Ana Beatriz Quinto e Ana Muniz
Morreu na quinta-feira passada (16), há uma semana, o escritor, advogado e professor universitário catarinense Péricles Prade, aos 82 anos. Membro da Academia Catarinense de Letras, Péricles era formado em Direito pela Universidade Federal de Santa Catarina (UFSC) e foi vice-prefeito de Florianópolis em 1996.
Apesar de sua carreira voltar-se mais ao Direito, também teve grandes trabalhos na literatura: durante a carreira, escreveu mais de 70 trabalhos, dentre eles, estudos jurídicos e ensaios. Também publicou obras de ficção, como “Os Milagres do Cão Jerônimo”, “Alçapão para gigantes”, “Ao som do Realejo”, e “Relatos de um Corvo Sedutor”.
Suas contribuições acadêmicas e profissionais para Santa Catarina são imensuráveis. Durante sua trajetória, também desenvolveu trabalhos no setor cultural, e foi presidente do Conselho Estadual de Cultura (CEC), em meados dos anos 2000.
Como tributo ao legado literário de Péricles Prade, o Caderno Cultural Expressões conversou sobre o autor com Dennis Radünz, doutorando em Literatura na UFSC, escritor de obras de poesia e crônicas. É diretor-editor da Nave, editora que publicou dois livros sobre o trabalho de Péricles: “O erotismo como ascese – a poética do desejo em Péricles Prade” (2023), de Benedicto Luz e Silva e “Sobre a Casa de Máscaras de Péricles Prade” (2024), de Benedicto Luz e Silva, Fernando José Karl, Jayro Schmidt, Marcos Laffin e Ronald Augusto. Além disso, era amigo pessoal de Péricles.

• ENUNCIADO 1
Segundo o texto sobre Péricles Prade, em que ano ele foi vice-prefeito de Florianópolis?
• ENUNCIADO 2
Liste todas as obras de ficção de Péricles Prade mencionadas no texto sobre Péricles Prade.
• ENUNCIADO 3
Escreva a continuação do texto sobre Péricles Prade, começando logo após a última frase.

• DADOS APRESENTADOS
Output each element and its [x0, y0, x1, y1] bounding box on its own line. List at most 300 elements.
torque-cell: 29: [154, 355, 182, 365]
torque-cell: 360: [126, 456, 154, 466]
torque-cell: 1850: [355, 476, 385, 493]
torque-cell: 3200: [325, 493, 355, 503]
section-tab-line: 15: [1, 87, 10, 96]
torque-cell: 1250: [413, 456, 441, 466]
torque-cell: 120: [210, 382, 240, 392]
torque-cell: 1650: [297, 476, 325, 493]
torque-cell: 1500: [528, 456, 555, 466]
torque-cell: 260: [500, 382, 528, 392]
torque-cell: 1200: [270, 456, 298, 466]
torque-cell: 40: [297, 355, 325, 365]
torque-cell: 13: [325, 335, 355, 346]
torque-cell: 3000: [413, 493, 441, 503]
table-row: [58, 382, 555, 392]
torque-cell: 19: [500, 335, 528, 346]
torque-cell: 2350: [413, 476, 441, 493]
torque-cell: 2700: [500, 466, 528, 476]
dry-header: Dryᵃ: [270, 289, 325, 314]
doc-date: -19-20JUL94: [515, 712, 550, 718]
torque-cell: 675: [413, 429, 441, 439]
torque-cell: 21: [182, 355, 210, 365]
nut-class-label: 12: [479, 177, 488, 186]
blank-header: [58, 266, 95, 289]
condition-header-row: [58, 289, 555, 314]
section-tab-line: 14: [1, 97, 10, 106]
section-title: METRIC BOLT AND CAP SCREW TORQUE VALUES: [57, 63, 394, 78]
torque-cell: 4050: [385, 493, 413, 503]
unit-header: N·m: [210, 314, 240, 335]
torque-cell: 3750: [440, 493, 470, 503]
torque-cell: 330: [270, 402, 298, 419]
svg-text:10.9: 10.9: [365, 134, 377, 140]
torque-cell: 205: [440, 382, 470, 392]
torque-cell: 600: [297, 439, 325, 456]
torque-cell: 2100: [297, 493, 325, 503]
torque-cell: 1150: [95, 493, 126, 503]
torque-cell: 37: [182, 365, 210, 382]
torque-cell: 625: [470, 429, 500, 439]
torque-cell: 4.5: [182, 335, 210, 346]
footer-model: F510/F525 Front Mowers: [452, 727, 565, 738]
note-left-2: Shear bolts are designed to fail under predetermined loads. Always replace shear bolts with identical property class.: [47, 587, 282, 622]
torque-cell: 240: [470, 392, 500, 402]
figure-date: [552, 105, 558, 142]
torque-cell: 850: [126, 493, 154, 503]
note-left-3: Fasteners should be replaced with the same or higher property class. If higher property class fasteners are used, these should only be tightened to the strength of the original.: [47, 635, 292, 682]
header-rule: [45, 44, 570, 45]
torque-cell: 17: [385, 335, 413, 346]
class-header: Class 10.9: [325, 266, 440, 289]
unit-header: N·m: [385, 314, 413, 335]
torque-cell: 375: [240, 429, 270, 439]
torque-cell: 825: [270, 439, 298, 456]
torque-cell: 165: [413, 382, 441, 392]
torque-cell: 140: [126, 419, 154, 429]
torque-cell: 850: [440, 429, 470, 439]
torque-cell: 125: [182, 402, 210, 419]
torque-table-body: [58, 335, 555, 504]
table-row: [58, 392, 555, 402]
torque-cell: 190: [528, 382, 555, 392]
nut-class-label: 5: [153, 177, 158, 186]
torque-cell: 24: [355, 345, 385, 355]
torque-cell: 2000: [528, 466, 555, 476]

• RESPOSTA DO EXERCÍCIO 1
Ele foi vice-prefeito de Florianópolis em 1996.

• RESPOSTA DO EXERCÍCIO 2
"Os Milagres do Cão Jerônimo", "Alçapão para gigantes", "Ao som do Realejo" e "Relatos de um Corvo Sedutor".

• RESPOSTA DO EXERCÍCIO 3
EXPRESSÕES – Como você enxerga a contribuição de Péricles Prade na literatura?
DENNIS RADÜNZ – Eu resumo em uma palavra: poesia-pensamento. O que difere da poesia mais considerada pelo senso comum, que é a poesia como a expressão de um sentimento ou de um estado anímico, do eu, do sujeito subjetivado. O Péricles sempre se dedicou a uma poesia-pensamento no sentido de um texto pensado como arte, como filosofia, e claro que a principal contribuição dele, pelo menos no âmbito de Santa Catarina, é ter trazido uma série de referências culturais, sobretudo das leituras que ele tinha. A poesia-pensamento é uma vertente não muito comum na poesia brasileira e Péricles foi um dos maiores representantes. Se fala como uma poesia do fantástico, do insólito. Às vezes, erroneamente, chamam de surrealista. A poesia a que me refiro é também uma poesia citacional, ela abarcava outros autores e épocas a partir do texto. Ele também tem uma longa trajetória na literatura. Eu acredito que a contribuição dele, de um modo mais técnico, foi renovar o repertório. Ele trouxe para Santa Catarina um repertório de autores, de referências muito sofisticado, erudito. Ele é um poeta para poetas, é melhor apreciado por aqueles que já tem uma leitura da literatura universal. Ele nunca escondeu esse desejo de conversar com outros autores, poetas e contistas universais.
EXPRESSÕES – Em entrevista para a Editora da UFSC, Péricles demonstrou ter como inspiração Franz Kafka (que também foi um advogado) devido à inclusão de elementos do universo jurídico em sua escrita. De que modo esses elementos podem ser percebidos nas obras de Péricles?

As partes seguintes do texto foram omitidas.